# Start of INFORMATION SUPPLIED

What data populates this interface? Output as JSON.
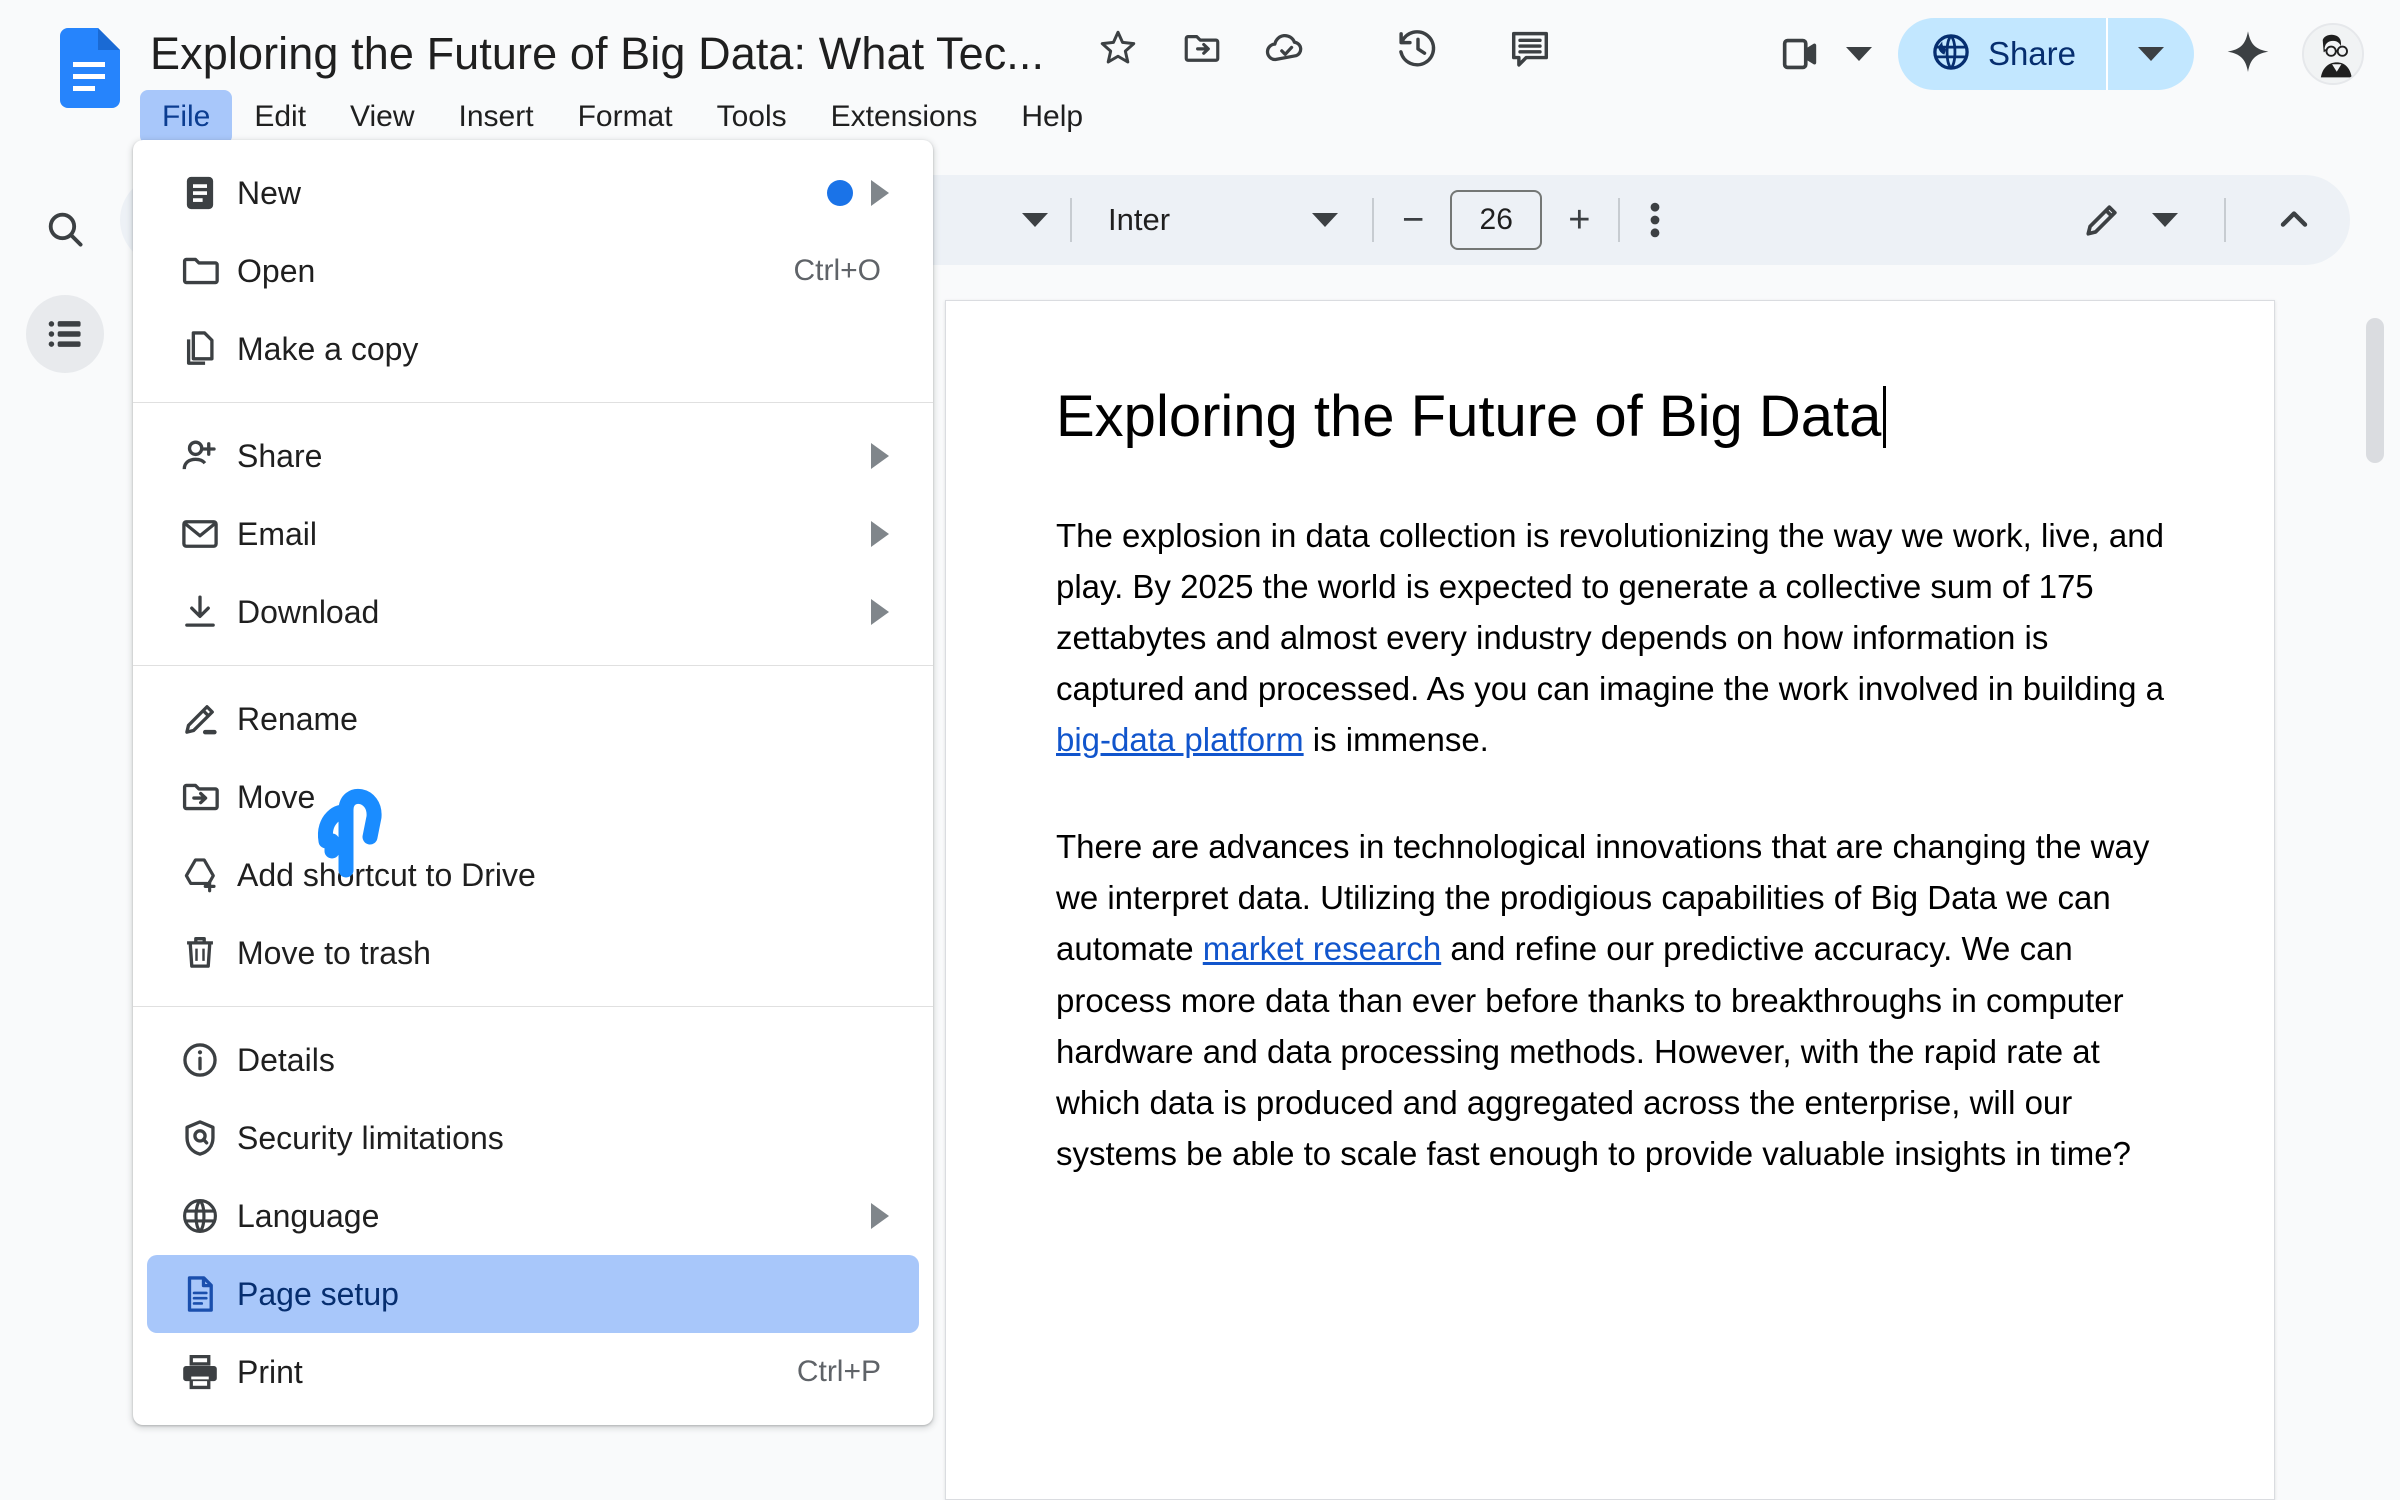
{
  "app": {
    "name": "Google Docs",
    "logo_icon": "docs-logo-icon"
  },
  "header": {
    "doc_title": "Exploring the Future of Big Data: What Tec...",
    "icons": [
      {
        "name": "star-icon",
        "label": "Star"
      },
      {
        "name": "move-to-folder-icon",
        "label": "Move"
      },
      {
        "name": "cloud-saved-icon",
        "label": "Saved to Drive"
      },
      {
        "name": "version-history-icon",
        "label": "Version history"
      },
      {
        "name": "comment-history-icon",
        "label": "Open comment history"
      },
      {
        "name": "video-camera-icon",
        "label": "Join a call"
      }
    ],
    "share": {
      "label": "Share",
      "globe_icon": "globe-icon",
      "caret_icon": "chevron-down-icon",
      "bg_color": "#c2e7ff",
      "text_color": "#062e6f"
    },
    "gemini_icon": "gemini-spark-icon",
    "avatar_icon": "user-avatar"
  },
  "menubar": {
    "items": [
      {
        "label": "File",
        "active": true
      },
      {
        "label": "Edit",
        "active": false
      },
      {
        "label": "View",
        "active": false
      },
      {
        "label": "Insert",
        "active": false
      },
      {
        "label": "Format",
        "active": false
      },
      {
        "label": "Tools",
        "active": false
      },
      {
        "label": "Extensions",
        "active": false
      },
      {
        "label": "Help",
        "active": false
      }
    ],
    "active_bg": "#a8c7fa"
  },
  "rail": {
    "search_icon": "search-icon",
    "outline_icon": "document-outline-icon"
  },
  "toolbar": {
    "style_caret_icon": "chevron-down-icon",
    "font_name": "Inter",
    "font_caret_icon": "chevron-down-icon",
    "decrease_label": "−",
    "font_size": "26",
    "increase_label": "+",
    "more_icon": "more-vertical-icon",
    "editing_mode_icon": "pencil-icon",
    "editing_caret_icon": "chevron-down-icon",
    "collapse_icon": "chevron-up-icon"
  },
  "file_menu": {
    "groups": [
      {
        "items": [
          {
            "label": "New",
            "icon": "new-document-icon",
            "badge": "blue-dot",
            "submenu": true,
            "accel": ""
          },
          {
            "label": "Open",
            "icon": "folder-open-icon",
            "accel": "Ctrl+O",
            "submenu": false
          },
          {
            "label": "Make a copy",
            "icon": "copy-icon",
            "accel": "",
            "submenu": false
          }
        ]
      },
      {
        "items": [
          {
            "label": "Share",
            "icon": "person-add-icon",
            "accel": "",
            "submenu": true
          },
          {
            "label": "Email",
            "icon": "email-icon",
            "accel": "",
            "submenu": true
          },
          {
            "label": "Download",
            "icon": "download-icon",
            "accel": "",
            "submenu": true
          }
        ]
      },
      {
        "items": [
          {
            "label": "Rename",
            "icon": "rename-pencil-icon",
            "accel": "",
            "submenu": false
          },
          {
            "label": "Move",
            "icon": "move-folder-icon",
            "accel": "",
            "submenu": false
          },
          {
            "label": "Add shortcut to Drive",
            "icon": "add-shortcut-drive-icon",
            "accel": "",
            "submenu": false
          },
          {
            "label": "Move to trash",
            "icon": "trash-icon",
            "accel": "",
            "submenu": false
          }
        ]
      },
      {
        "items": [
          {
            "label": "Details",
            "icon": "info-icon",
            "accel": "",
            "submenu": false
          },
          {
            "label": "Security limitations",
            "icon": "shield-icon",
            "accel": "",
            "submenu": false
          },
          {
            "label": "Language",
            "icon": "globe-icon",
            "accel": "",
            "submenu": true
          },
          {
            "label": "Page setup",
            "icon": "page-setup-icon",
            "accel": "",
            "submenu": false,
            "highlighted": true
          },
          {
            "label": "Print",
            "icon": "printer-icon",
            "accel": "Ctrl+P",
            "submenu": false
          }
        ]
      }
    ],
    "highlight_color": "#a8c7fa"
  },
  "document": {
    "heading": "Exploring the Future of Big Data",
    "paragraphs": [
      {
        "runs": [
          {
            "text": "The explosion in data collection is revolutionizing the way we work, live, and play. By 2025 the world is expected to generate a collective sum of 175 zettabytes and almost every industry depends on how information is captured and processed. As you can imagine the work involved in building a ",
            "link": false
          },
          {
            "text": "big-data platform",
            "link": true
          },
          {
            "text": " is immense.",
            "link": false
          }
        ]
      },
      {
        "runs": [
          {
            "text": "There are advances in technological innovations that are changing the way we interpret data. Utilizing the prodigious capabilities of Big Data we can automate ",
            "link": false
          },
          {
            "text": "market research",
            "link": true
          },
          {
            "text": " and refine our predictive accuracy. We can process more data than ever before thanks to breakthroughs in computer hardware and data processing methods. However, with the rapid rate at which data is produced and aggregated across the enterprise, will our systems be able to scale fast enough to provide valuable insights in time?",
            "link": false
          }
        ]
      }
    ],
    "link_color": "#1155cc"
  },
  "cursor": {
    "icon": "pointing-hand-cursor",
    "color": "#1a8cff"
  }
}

# End of INFORMATION SUPPLIED

▶ WRITTEN PROBLEM:
Write out each entry exactly as given, omitting any picture.

▶ CORRECT ANSWER:
What data populates this interface? Output as JSON.
{
  "app": {
    "name": "Google Docs",
    "logo_icon": "docs-logo-icon"
  },
  "header": {
    "doc_title": "Exploring the Future of Big Data: What Tec...",
    "icons": [
      {
        "name": "star-icon",
        "label": "Star"
      },
      {
        "name": "move-to-folder-icon",
        "label": "Move"
      },
      {
        "name": "cloud-saved-icon",
        "label": "Saved to Drive"
      },
      {
        "name": "version-history-icon",
        "label": "Version history"
      },
      {
        "name": "comment-history-icon",
        "label": "Open comment history"
      },
      {
        "name": "video-camera-icon",
        "label": "Join a call"
      }
    ],
    "share": {
      "label": "Share",
      "globe_icon": "globe-icon",
      "caret_icon": "chevron-down-icon",
      "bg_color": "#c2e7ff",
      "text_color": "#062e6f"
    },
    "gemini_icon": "gemini-spark-icon",
    "avatar_icon": "user-avatar"
  },
  "menubar": {
    "items": [
      {
        "label": "File",
        "active": true
      },
      {
        "label": "Edit",
        "active": false
      },
      {
        "label": "View",
        "active": false
      },
      {
        "label": "Insert",
        "active": false
      },
      {
        "label": "Format",
        "active": false
      },
      {
        "label": "Tools",
        "active": false
      },
      {
        "label": "Extensions",
        "active": false
      },
      {
        "label": "Help",
        "active": false
      }
    ],
    "active_bg": "#a8c7fa"
  },
  "rail": {
    "search_icon": "search-icon",
    "outline_icon": "document-outline-icon"
  },
  "toolbar": {
    "style_caret_icon": "chevron-down-icon",
    "font_name": "Inter",
    "font_caret_icon": "chevron-down-icon",
    "decrease_label": "−",
    "font_size": "26",
    "increase_label": "+",
    "more_icon": "more-vertical-icon",
    "editing_mode_icon": "pencil-icon",
    "editing_caret_icon": "chevron-down-icon",
    "collapse_icon": "chevron-up-icon"
  },
  "file_menu": {
    "groups": [
      {
        "items": [
          {
            "label": "New",
            "icon": "new-document-icon",
            "badge": "blue-dot",
            "submenu": true,
            "accel": ""
          },
          {
            "label": "Open",
            "icon": "folder-open-icon",
            "accel": "Ctrl+O",
            "submenu": false
          },
          {
            "label": "Make a copy",
            "icon": "copy-icon",
            "accel": "",
            "submenu": false
          }
        ]
      },
      {
        "items": [
          {
            "label": "Share",
            "icon": "person-add-icon",
            "accel": "",
            "submenu": true
          },
          {
            "label": "Email",
            "icon": "email-icon",
            "accel": "",
            "submenu": true
          },
          {
            "label": "Download",
            "icon": "download-icon",
            "accel": "",
            "submenu": true
          }
        ]
      },
      {
        "items": [
          {
            "label": "Rename",
            "icon": "rename-pencil-icon",
            "accel": "",
            "submenu": false
          },
          {
            "label": "Move",
            "icon": "move-folder-icon",
            "accel": "",
            "submenu": false
          },
          {
            "label": "Add shortcut to Drive",
            "icon": "add-shortcut-drive-icon",
            "accel": "",
            "submenu": false
          },
          {
            "label": "Move to trash",
            "icon": "trash-icon",
            "accel": "",
            "submenu": false
          }
        ]
      },
      {
        "items": [
          {
            "label": "Details",
            "icon": "info-icon",
            "accel": "",
            "submenu": false
          },
          {
            "label": "Security limitations",
            "icon": "shield-icon",
            "accel": "",
            "submenu": false
          },
          {
            "label": "Language",
            "icon": "globe-icon",
            "accel": "",
            "submenu": true
          },
          {
            "label": "Page setup",
            "icon": "page-setup-icon",
            "accel": "",
            "submenu": false,
            "highlighted": true
          },
          {
            "label": "Print",
            "icon": "printer-icon",
            "accel": "Ctrl+P",
            "submenu": false
          }
        ]
      }
    ],
    "highlight_color": "#a8c7fa"
  },
  "document": {
    "heading": "Exploring the Future of Big Data",
    "paragraphs": [
      {
        "runs": [
          {
            "text": "The explosion in data collection is revolutionizing the way we work, live, and play. By 2025 the world is expected to generate a collective sum of 175 zettabytes and almost every industry depends on how information is captured and processed. As you can imagine the work involved in building a ",
            "link": false
          },
          {
            "text": "big-data platform",
            "link": true
          },
          {
            "text": " is immense.",
            "link": false
          }
        ]
      },
      {
        "runs": [
          {
            "text": "There are advances in technological innovations that are changing the way we interpret data. Utilizing the prodigious capabilities of Big Data we can automate ",
            "link": false
          },
          {
            "text": "market research",
            "link": true
          },
          {
            "text": " and refine our predictive accuracy. We can process more data than ever before thanks to breakthroughs in computer hardware and data processing methods. However, with the rapid rate at which data is produced and aggregated across the enterprise, will our systems be able to scale fast enough to provide valuable insights in time?",
            "link": false
          }
        ]
      }
    ],
    "link_color": "#1155cc"
  },
  "cursor": {
    "icon": "pointing-hand-cursor",
    "color": "#1a8cff"
  }
}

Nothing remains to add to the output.